▶ [YOUR INSTRUCTIONS]:
Select and reproduce each line of the listing below that bears the string "酥软滋润".

# # # # #

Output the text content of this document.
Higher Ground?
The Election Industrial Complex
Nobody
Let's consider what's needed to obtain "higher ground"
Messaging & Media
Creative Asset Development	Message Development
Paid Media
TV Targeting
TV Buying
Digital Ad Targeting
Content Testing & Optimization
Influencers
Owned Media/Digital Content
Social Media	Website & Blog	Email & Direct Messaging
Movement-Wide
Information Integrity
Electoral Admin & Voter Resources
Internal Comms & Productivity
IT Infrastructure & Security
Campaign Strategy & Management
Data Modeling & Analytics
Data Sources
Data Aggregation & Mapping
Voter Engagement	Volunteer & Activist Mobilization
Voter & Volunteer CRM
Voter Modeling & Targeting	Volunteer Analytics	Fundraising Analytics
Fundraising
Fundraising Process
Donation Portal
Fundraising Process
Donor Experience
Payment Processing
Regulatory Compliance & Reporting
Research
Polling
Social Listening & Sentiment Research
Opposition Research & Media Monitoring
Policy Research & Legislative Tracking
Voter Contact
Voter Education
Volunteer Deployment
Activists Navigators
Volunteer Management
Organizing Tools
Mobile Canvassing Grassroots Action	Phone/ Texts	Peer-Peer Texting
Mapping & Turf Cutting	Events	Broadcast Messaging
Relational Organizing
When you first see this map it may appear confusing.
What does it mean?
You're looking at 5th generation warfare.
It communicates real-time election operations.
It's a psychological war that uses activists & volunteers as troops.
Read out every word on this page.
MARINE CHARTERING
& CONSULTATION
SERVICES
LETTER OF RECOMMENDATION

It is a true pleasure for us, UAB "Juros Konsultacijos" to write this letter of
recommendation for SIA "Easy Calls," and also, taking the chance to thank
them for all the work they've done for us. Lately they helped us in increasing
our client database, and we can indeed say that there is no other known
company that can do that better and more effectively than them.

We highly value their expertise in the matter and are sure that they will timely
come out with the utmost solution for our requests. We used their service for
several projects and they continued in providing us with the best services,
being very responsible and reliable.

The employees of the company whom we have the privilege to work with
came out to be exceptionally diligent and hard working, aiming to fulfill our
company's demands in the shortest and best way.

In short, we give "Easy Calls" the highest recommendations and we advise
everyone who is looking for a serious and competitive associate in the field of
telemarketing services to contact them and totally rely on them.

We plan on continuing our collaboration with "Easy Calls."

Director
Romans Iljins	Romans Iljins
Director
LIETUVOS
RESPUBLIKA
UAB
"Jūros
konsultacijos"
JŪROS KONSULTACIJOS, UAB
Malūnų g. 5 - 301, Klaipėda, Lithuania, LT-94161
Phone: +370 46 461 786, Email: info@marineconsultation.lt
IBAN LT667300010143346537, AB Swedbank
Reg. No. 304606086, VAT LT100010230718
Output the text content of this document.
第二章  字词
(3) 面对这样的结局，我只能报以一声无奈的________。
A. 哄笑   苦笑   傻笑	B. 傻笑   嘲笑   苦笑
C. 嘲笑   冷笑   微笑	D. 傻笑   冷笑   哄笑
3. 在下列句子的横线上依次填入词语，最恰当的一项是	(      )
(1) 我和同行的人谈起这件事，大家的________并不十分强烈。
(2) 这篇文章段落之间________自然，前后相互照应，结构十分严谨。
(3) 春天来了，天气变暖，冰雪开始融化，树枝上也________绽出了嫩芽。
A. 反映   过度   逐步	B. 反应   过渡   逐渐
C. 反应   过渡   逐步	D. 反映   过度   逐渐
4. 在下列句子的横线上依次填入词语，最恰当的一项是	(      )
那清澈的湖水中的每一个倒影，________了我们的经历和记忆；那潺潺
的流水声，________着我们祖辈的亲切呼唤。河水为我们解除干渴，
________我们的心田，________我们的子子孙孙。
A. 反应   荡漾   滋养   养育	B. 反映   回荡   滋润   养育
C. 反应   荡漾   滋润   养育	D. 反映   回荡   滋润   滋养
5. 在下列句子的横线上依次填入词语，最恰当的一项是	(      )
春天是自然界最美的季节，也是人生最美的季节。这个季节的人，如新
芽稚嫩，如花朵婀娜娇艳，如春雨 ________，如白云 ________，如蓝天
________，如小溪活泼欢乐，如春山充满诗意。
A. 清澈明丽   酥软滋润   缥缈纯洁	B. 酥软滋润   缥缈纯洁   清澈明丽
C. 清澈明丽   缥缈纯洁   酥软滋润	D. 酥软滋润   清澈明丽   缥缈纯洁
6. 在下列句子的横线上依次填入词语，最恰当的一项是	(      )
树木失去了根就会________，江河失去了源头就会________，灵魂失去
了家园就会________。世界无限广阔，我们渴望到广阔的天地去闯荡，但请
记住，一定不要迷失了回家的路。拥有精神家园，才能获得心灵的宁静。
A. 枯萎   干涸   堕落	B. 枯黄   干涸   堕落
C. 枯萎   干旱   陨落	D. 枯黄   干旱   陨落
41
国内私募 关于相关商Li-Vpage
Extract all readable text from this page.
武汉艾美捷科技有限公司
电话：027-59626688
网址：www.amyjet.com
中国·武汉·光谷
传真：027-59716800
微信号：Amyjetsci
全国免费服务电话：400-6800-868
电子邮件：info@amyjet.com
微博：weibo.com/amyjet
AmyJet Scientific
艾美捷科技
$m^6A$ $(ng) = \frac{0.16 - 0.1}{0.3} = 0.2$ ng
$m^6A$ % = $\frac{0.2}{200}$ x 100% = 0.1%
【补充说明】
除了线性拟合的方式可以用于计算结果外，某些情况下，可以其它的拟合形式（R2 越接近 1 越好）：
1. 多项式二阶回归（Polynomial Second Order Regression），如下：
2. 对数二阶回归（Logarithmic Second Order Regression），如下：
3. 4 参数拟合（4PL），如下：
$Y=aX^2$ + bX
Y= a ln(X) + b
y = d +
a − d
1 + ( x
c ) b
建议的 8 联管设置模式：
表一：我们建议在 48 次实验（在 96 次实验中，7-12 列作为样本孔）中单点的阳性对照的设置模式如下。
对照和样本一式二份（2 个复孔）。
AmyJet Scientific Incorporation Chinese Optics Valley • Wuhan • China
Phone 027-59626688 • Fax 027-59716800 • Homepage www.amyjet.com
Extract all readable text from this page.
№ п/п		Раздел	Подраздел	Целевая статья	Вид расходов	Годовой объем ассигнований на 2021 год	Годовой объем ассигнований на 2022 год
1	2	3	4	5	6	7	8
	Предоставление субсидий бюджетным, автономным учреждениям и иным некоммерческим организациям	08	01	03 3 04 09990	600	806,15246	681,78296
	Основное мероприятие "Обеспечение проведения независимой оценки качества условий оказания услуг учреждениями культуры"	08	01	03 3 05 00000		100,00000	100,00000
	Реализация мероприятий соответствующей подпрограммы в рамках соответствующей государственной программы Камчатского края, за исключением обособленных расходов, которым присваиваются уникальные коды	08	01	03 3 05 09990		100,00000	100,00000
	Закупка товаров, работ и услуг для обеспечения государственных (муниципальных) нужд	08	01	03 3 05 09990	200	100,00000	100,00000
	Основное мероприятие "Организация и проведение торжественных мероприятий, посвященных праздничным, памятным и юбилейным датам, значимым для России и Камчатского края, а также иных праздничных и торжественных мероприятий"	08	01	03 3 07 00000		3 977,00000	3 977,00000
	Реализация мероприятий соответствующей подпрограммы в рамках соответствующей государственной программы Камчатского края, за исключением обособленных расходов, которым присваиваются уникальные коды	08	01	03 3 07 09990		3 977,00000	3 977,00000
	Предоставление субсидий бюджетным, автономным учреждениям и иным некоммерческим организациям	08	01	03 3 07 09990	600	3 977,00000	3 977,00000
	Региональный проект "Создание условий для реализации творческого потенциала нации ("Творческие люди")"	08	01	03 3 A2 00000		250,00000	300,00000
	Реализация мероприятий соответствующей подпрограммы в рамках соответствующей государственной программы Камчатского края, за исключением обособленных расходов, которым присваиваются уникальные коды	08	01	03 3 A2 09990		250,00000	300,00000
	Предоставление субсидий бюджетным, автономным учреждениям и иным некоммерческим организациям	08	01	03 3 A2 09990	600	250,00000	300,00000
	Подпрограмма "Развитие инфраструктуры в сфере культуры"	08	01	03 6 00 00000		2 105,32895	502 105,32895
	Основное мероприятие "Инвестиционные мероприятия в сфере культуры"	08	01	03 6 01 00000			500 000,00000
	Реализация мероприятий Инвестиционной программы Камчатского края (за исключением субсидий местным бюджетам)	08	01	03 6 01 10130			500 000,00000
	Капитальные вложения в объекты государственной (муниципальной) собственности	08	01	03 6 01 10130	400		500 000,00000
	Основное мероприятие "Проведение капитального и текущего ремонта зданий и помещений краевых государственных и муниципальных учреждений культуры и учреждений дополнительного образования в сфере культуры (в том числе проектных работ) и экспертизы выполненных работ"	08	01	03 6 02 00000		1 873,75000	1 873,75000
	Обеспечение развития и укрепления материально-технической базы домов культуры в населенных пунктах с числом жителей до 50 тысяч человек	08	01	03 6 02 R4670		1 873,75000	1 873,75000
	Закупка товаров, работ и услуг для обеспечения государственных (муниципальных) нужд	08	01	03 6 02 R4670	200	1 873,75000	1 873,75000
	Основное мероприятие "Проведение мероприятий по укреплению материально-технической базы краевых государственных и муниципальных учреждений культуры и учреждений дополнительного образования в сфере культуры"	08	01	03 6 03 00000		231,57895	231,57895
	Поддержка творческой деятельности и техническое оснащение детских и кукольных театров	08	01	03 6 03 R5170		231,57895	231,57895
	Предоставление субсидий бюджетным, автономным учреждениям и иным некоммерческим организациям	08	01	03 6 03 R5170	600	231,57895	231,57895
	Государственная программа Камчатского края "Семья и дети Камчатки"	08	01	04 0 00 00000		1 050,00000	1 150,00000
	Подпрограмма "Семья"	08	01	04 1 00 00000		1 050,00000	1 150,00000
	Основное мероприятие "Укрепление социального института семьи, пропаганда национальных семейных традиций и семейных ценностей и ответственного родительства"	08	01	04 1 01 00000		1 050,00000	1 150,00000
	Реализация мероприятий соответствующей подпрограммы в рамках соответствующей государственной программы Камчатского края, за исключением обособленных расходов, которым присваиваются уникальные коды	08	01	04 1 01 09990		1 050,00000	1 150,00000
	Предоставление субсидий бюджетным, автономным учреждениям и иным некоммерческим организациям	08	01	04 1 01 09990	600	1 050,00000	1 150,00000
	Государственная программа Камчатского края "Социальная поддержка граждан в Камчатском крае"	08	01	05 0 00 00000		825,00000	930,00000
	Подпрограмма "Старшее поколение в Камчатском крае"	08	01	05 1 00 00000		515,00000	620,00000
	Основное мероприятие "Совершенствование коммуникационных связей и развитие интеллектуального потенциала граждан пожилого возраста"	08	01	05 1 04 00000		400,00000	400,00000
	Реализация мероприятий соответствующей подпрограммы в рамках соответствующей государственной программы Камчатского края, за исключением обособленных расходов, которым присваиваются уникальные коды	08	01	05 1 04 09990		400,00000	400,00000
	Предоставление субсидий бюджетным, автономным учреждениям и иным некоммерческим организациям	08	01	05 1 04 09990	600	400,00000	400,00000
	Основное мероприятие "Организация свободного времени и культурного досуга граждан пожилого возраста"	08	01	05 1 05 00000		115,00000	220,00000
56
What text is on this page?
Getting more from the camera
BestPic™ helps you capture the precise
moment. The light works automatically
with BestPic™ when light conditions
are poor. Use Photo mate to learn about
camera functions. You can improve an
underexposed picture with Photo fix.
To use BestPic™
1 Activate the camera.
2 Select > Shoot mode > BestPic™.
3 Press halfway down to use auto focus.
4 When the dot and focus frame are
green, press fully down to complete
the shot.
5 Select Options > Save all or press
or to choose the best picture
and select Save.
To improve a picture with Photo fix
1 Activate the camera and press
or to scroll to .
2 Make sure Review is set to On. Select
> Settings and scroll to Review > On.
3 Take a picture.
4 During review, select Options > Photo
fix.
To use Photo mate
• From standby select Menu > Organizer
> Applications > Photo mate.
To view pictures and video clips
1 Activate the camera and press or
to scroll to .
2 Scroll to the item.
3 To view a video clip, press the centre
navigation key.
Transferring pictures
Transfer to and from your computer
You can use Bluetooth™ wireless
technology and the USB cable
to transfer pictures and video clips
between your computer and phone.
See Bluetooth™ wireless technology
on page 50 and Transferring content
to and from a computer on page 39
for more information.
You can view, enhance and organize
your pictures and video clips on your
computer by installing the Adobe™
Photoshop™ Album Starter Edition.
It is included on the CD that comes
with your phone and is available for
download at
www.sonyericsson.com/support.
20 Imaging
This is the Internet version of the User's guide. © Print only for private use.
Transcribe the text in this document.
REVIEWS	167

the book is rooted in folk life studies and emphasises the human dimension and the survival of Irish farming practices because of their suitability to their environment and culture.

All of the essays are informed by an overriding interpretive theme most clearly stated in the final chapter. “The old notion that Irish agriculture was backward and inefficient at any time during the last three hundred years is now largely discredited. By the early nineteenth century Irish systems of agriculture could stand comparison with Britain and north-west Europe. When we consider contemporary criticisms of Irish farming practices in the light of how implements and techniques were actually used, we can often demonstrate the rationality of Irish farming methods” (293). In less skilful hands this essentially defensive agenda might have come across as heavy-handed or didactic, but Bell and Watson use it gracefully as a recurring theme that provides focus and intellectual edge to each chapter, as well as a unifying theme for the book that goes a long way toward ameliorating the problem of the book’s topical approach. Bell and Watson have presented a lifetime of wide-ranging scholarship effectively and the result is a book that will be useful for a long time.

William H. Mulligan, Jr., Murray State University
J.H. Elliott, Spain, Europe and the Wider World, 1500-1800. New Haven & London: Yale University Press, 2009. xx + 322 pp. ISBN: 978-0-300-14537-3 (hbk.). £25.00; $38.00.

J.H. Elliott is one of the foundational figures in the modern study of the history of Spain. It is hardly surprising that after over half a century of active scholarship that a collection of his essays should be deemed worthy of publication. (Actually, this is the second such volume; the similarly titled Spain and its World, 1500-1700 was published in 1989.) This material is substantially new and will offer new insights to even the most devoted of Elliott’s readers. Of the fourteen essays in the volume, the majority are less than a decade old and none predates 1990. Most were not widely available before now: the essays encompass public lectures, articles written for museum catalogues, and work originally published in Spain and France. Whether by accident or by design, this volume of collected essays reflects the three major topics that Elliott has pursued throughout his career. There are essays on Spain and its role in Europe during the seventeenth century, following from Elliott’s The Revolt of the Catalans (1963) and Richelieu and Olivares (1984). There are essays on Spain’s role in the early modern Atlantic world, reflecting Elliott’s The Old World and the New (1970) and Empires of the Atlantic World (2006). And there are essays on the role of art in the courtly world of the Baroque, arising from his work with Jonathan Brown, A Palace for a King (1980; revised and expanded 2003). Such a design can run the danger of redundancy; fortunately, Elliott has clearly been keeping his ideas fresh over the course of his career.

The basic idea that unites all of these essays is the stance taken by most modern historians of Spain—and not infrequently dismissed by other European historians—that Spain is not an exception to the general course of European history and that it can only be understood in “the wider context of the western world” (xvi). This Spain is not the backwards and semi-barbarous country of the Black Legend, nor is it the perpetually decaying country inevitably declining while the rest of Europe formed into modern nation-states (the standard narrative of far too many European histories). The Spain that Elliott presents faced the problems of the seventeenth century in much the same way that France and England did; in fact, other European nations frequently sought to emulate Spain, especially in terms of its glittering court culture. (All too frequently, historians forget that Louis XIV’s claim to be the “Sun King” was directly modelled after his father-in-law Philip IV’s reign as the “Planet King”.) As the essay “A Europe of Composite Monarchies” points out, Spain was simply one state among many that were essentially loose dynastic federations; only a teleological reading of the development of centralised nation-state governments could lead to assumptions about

# # # # #

▶ [RESPONSE]:
A. 清澈明丽   酥软滋润   缥缈纯洁	B. 酥软滋润   缥缈纯洁   清澈明丽
C. 清澈明丽   缥缈纯洁   酥软滋润	D. 酥软滋润   清澈明丽   缥缈纯洁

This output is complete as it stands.